INSTRUCTIONS FOR THE TASK
List all the lines in these records that hold "document".

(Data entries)
####
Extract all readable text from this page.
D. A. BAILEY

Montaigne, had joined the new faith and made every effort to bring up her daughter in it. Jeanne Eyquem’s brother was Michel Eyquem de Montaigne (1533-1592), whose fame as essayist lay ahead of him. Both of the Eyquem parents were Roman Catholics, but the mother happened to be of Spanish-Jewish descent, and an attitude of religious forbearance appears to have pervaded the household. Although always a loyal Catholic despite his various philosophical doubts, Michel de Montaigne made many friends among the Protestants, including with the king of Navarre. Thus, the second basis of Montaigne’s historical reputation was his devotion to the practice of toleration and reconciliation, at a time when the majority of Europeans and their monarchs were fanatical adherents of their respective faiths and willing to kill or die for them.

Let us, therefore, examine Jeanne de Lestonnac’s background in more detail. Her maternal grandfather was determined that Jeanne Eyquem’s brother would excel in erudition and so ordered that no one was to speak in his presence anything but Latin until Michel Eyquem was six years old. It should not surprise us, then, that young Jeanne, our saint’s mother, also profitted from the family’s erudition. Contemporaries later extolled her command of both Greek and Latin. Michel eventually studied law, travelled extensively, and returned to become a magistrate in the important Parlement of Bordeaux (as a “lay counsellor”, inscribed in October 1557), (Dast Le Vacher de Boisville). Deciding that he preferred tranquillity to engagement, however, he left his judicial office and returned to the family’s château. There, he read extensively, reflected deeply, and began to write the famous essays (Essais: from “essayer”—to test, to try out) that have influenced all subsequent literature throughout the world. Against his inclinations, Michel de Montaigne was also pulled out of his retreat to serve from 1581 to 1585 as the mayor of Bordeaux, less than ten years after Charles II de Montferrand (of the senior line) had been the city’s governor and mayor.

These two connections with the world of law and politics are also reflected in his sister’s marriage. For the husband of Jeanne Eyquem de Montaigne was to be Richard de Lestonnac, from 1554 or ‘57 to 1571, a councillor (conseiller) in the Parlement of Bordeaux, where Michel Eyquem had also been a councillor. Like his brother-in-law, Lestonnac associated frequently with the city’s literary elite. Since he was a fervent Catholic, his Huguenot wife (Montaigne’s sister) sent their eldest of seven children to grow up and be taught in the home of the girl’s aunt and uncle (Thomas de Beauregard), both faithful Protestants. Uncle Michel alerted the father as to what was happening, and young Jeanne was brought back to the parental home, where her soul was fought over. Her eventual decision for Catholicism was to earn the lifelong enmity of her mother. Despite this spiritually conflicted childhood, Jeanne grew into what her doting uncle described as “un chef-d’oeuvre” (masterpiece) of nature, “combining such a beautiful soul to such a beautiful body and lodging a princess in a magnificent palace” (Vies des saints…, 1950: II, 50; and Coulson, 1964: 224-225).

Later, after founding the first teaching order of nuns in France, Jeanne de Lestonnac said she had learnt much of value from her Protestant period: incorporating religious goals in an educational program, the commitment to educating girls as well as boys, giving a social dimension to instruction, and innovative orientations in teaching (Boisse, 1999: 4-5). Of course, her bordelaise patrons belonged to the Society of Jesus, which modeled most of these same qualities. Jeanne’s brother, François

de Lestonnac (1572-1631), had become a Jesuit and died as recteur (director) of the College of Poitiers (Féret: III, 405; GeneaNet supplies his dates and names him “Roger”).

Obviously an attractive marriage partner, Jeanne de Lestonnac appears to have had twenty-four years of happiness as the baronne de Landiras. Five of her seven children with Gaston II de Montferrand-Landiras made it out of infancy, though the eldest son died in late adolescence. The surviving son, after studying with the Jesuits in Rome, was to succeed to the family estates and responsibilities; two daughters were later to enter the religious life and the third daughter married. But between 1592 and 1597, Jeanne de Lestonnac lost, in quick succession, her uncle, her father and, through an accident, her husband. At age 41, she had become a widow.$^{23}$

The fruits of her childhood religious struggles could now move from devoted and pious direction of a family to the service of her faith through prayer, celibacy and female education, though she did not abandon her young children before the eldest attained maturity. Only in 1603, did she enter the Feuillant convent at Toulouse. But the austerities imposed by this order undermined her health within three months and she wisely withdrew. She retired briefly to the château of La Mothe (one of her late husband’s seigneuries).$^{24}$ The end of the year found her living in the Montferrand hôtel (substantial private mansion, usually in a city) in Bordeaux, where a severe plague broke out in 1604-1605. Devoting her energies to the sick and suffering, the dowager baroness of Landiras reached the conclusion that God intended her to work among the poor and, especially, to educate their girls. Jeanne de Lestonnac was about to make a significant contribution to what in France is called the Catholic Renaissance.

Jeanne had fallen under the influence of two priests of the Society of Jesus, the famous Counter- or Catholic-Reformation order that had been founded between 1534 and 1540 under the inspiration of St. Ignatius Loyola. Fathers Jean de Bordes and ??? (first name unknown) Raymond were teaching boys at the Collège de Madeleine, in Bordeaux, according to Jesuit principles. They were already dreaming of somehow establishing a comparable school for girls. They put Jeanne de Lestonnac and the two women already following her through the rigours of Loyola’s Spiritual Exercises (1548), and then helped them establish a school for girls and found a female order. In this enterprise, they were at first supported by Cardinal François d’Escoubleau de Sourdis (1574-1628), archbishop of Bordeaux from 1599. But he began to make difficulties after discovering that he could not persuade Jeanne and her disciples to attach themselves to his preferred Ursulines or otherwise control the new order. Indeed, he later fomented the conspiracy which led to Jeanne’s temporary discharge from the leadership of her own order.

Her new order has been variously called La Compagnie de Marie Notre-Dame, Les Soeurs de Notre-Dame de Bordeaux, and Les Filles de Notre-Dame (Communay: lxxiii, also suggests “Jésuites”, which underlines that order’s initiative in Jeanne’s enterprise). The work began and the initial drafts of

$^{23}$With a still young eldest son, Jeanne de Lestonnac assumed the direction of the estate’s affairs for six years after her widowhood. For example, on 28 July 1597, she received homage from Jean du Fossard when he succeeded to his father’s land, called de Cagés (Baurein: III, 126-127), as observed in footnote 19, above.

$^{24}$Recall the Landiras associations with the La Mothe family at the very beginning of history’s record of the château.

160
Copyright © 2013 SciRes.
####
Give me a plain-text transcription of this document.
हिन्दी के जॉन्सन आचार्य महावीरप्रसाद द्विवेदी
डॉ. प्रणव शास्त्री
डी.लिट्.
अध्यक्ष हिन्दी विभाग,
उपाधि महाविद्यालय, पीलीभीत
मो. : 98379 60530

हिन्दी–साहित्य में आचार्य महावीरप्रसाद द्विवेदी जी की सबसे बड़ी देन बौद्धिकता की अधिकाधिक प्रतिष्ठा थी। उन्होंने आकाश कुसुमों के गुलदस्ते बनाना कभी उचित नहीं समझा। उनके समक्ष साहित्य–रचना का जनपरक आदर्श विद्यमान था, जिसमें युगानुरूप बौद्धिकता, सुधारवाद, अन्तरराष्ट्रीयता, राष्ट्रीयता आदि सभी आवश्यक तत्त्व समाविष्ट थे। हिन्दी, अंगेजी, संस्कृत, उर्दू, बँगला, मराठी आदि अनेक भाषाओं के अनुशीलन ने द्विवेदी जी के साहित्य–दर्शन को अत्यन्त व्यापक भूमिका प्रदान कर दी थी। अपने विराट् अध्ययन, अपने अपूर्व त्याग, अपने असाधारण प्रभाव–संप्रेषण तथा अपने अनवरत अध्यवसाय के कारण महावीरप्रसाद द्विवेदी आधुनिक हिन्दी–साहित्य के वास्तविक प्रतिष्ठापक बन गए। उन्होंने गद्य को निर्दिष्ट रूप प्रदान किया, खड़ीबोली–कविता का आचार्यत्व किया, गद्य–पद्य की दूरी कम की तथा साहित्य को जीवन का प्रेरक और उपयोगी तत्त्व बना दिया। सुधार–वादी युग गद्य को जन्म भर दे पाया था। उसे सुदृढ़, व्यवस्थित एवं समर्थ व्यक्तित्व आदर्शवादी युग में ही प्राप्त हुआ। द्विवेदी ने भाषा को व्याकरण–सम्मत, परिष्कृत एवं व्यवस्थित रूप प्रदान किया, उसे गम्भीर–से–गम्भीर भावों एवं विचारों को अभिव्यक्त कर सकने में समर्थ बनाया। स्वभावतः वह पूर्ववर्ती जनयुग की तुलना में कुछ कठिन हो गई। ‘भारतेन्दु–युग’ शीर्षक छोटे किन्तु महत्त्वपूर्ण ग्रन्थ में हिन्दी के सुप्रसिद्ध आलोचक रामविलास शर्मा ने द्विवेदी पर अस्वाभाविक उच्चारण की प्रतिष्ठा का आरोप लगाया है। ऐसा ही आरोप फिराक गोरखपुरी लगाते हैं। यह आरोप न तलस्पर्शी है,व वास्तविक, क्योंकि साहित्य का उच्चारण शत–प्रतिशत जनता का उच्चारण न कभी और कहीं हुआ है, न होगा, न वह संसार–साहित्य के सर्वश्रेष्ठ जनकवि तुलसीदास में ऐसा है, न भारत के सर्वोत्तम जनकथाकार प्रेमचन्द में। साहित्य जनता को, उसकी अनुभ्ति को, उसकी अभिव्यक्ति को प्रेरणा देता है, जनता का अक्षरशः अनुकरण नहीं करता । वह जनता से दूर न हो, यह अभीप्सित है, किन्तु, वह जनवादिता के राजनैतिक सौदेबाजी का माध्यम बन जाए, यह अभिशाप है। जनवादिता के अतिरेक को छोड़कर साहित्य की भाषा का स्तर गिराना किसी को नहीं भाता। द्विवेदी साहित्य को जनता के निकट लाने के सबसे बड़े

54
####
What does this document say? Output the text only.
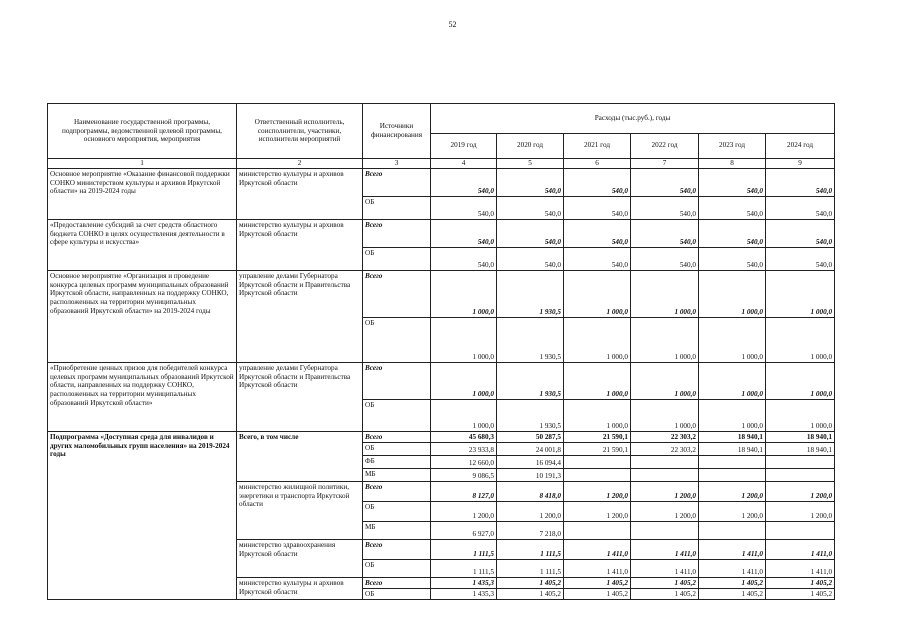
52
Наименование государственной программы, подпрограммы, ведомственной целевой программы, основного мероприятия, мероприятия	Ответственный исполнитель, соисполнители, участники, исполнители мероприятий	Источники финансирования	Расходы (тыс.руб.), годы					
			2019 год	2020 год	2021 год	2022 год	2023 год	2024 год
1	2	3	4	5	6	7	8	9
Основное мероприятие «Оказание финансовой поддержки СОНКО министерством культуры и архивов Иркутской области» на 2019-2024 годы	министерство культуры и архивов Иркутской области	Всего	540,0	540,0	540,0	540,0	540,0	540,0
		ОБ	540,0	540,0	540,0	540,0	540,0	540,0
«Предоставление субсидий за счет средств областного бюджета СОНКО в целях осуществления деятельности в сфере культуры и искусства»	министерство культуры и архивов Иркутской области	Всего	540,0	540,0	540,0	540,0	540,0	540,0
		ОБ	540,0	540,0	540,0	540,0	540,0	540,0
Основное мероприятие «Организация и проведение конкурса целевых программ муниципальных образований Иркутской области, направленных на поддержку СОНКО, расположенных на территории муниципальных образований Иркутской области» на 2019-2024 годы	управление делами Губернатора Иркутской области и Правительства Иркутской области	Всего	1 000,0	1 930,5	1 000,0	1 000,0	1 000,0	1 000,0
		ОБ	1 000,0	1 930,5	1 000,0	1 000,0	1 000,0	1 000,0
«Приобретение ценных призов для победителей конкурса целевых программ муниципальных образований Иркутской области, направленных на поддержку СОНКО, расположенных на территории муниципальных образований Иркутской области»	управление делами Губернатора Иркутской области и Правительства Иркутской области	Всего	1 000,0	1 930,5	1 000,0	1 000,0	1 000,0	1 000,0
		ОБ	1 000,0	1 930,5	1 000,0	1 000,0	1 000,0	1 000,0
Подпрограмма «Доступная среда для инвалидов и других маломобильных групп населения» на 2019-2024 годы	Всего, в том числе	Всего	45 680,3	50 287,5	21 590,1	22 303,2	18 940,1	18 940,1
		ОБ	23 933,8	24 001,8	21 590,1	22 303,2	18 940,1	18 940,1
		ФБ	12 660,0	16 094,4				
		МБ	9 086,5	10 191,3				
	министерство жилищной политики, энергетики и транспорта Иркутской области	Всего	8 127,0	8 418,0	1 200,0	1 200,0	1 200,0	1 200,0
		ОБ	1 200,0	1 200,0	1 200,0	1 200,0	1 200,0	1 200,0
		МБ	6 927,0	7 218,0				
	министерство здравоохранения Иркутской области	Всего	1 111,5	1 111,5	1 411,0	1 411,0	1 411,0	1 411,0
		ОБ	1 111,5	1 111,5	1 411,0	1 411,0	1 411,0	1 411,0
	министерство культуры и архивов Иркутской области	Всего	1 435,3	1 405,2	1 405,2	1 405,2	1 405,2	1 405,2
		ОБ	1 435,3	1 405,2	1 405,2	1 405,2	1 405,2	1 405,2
####
FINAL RESULT
Give me a plain-text transcription of this document.
What does this document say? Output the text only.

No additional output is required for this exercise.